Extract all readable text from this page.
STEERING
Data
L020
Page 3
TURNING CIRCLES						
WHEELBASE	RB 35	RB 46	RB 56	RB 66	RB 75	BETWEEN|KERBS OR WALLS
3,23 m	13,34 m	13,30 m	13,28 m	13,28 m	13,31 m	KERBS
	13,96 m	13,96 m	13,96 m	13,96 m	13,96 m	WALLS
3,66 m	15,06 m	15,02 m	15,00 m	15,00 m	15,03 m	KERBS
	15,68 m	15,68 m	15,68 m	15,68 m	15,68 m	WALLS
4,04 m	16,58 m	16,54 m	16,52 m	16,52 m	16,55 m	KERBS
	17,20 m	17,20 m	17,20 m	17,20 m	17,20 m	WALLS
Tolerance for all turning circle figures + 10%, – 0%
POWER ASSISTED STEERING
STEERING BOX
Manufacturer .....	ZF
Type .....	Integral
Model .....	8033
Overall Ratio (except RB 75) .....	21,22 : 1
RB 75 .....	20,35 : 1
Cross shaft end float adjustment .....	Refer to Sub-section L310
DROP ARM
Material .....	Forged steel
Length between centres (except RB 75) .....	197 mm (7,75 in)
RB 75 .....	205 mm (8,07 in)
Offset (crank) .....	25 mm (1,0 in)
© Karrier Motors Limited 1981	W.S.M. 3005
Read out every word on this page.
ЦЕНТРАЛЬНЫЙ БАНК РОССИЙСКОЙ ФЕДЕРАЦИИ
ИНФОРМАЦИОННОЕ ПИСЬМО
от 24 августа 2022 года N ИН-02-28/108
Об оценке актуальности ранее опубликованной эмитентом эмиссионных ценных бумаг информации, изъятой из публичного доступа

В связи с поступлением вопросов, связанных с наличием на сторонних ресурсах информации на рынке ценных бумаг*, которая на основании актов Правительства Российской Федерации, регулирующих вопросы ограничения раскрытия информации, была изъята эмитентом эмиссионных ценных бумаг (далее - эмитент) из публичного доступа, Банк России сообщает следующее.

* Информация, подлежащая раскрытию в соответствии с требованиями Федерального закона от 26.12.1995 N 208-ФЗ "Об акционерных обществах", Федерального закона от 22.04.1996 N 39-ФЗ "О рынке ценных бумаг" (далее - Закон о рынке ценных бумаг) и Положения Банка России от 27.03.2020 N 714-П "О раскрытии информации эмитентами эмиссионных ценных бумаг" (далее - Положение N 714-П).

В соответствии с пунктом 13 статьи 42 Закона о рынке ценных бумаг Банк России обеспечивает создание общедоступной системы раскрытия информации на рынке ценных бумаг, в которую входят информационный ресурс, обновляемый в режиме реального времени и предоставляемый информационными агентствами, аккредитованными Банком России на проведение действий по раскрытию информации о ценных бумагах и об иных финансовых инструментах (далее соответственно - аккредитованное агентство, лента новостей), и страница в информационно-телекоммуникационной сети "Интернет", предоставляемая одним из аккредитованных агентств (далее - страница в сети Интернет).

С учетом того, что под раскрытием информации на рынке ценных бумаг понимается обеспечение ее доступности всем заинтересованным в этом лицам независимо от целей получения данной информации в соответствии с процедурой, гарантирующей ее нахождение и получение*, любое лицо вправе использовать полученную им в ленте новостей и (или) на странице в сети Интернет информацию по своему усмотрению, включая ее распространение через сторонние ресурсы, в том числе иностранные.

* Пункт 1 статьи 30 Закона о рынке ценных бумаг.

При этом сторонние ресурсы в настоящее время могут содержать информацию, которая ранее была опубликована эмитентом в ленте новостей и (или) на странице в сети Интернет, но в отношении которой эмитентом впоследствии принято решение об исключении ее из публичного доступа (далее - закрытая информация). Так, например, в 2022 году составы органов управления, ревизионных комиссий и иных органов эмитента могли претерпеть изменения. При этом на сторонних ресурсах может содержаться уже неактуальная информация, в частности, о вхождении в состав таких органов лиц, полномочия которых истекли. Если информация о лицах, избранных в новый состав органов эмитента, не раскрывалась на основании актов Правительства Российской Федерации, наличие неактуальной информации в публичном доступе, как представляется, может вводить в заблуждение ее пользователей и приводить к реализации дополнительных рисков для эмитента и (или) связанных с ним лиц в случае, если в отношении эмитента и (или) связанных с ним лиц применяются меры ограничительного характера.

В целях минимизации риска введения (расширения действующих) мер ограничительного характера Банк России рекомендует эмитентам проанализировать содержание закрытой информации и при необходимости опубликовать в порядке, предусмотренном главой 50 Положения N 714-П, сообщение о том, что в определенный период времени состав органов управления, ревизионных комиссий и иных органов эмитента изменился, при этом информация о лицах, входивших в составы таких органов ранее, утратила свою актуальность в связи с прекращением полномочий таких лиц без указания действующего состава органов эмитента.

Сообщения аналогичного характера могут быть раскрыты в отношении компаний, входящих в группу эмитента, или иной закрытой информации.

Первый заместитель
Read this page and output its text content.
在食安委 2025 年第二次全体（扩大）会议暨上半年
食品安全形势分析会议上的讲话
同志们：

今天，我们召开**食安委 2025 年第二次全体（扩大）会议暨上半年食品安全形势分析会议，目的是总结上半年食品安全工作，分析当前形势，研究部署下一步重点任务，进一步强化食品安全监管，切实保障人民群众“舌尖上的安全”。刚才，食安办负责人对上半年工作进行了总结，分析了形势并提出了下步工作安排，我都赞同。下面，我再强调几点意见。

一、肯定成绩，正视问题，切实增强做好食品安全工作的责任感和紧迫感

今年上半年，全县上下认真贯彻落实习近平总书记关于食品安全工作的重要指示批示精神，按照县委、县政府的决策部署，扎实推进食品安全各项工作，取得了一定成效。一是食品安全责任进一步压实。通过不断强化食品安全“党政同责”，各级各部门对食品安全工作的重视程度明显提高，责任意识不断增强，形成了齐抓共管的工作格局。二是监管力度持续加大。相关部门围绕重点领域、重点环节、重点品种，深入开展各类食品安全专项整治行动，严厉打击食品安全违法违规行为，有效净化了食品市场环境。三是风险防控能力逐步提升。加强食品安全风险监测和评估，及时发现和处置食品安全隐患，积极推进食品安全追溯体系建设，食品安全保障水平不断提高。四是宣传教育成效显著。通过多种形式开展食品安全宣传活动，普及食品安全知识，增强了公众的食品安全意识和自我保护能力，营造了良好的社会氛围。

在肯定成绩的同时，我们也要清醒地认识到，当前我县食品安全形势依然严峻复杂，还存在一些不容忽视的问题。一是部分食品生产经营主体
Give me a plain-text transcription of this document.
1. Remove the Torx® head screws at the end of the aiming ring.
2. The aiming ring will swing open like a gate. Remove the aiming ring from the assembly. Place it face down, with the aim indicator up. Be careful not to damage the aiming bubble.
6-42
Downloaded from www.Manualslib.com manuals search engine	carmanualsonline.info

Brief ▸
Above are the records. Copy every line in them holding "была".

Answer to this task ▸
В связи с поступлением вопросов, связанных с наличием на сторонних ресурсах информации на рынке ценных бумаг*, которая на основании актов Правительства Российской Федерации, регулирующих вопросы ограничения раскрытия информации, была изъята эмитентом эмиссионных ценных бумаг (далее - эмитент) из публичного доступа, Банк России сообщает следующее.
При этом сторонние ресурсы в настоящее время могут содержать информацию, которая ранее была опубликована эмитентом в ленте новостей и (или) на странице в сети Интернет, но в отношении которой эмитентом впоследствии принято решение об исключении ее из публичного доступа (далее - закрытая информация). Так, например, в 2022 году составы органов управления, ревизионных комиссий и иных органов эмитента могли претерпеть изменения. При этом на сторонних ресурсах может содержаться уже неактуальная информация, в частности, о вхождении в состав таких органов лиц, полномочия которых истекли. Если информация о лицах, избранных в новый состав органов эмитента, не раскрывалась на основании актов Правительства Российской Федерации, наличие неактуальной информации в публичном доступе, как представляется, может вводить в заблуждение ее пользователей и приводить к реализации дополнительных рисков для эмитента и (или) связанных с ним лиц в случае, если в отношении эмитента и (или) связанных с ним лиц применяются меры ограничительного характера.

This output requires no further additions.